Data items
● ● ● ●

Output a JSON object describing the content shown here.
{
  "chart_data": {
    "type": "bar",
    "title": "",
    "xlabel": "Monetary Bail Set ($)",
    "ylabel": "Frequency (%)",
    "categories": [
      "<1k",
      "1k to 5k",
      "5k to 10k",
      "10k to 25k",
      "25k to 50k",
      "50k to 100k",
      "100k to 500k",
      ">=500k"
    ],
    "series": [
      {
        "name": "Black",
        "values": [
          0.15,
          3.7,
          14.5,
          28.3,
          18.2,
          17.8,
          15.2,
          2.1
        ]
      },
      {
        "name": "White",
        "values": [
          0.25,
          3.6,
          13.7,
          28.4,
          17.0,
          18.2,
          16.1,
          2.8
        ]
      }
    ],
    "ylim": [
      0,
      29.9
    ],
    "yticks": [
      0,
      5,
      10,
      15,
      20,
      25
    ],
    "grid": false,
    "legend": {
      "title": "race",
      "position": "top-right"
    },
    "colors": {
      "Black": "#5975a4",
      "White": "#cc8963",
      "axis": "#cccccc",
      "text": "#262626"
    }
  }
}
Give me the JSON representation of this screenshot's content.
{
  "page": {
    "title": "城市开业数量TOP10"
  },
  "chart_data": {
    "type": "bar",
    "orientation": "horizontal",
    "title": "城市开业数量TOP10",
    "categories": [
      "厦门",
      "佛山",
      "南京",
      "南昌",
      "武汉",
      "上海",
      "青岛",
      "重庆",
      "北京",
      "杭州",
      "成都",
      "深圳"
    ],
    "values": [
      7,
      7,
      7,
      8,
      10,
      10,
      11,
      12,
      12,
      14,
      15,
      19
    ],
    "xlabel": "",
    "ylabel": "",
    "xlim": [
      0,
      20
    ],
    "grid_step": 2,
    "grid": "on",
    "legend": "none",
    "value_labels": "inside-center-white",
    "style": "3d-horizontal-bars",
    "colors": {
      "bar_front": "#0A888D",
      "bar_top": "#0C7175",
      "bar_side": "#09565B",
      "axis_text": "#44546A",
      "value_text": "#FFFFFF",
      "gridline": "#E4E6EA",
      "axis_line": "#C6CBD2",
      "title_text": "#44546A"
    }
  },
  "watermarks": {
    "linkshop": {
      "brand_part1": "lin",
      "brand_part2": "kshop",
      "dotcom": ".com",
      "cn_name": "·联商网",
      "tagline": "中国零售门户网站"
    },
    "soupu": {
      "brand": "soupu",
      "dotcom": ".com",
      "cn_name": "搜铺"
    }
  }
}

● ● ● ●

• GIVEN PROBLEM
Hand back the material above in full, exactly as written.

• RESPONSE TO THE TASK
Output a JSON object describing the content shown here.
{
  "chart_data": {
    "type": "bar",
    "title": "",
    "xlabel": "Monetary Bail Set ($)",
    "ylabel": "Frequency (%)",
    "categories": [
      "<1k",
      "1k to 5k",
      "5k to 10k",
      "10k to 25k",
      "25k to 50k",
      "50k to 100k",
      "100k to 500k",
      ">=500k"
    ],
    "series": [
      {
        "name": "Black",
        "values": [
          0.15,
          3.7,
          14.5,
          28.3,
          18.2,
          17.8,
          15.2,
          2.1
        ]
      },
      {
        "name": "White",
        "values": [
          0.25,
          3.6,
          13.7,
          28.4,
          17.0,
          18.2,
          16.1,
          2.8
        ]
      }
    ],
    "ylim": [
      0,
      29.9
    ],
    "yticks": [
      0,
      5,
      10,
      15,
      20,
      25
    ],
    "grid": false,
    "legend": {
      "title": "race",
      "position": "top-right"
    },
    "colors": {
      "Black": "#5975a4",
      "White": "#cc8963",
      "axis": "#cccccc",
      "text": "#262626"
    }
  }
}
Give me the JSON representation of this screenshot's content.
{
  "page": {
    "title": "城市开业数量TOP10"
  },
  "chart_data": {
    "type": "bar",
    "orientation": "horizontal",
    "title": "城市开业数量TOP10",
    "categories": [
      "厦门",
      "佛山",
      "南京",
      "南昌",
      "武汉",
      "上海",
      "青岛",
      "重庆",
      "北京",
      "杭州",
      "成都",
      "深圳"
    ],
    "values": [
      7,
      7,
      7,
      8,
      10,
      10,
      11,
      12,
      12,
      14,
      15,
      19
    ],
    "xlabel": "",
    "ylabel": "",
    "xlim": [
      0,
      20
    ],
    "grid_step": 2,
    "grid": "on",
    "legend": "none",
    "value_labels": "inside-center-white",
    "style": "3d-horizontal-bars",
    "colors": {
      "bar_front": "#0A888D",
      "bar_top": "#0C7175",
      "bar_side": "#09565B",
      "axis_text": "#44546A",
      "value_text": "#FFFFFF",
      "gridline": "#E4E6EA",
      "axis_line": "#C6CBD2",
      "title_text": "#44546A"
    }
  },
  "watermarks": {
    "linkshop": {
      "brand_part1": "lin",
      "brand_part2": "kshop",
      "dotcom": ".com",
      "cn_name": "·联商网",
      "tagline": "中国零售门户网站"
    },
    "soupu": {
      "brand": "soupu",
      "dotcom": ".com",
      "cn_name": "搜铺"
    }
  }
}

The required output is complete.